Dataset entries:
'''
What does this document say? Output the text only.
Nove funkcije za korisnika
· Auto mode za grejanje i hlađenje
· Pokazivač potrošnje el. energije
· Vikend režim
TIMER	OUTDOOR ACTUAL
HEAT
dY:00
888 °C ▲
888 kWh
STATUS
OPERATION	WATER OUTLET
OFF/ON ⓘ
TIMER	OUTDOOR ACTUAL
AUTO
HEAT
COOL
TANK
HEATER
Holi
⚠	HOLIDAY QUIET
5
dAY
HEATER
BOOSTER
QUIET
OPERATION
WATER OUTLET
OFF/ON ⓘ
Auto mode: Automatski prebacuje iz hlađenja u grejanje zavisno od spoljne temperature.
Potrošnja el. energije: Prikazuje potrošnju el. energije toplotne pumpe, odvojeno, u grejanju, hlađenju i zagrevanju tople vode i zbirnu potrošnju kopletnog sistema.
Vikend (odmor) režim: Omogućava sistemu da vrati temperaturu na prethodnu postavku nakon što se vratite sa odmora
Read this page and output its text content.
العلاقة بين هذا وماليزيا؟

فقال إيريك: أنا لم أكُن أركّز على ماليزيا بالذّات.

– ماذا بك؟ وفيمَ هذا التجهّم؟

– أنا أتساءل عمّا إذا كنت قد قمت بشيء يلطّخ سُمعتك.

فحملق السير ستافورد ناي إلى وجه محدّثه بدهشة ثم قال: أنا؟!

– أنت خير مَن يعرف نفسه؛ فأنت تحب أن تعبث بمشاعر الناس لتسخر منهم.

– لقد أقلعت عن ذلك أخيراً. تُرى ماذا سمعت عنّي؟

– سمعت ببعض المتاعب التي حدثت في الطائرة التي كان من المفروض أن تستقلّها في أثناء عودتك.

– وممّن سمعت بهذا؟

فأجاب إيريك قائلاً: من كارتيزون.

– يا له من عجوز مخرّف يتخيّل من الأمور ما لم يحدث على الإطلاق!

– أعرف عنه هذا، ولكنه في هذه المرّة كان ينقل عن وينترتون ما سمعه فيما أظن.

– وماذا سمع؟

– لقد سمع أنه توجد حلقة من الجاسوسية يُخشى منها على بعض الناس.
'''
Task statement → From the entries above, extract every line where the word "text" appears.

Written response →
What does this document say? Output the text only.
Read this page and output its text content.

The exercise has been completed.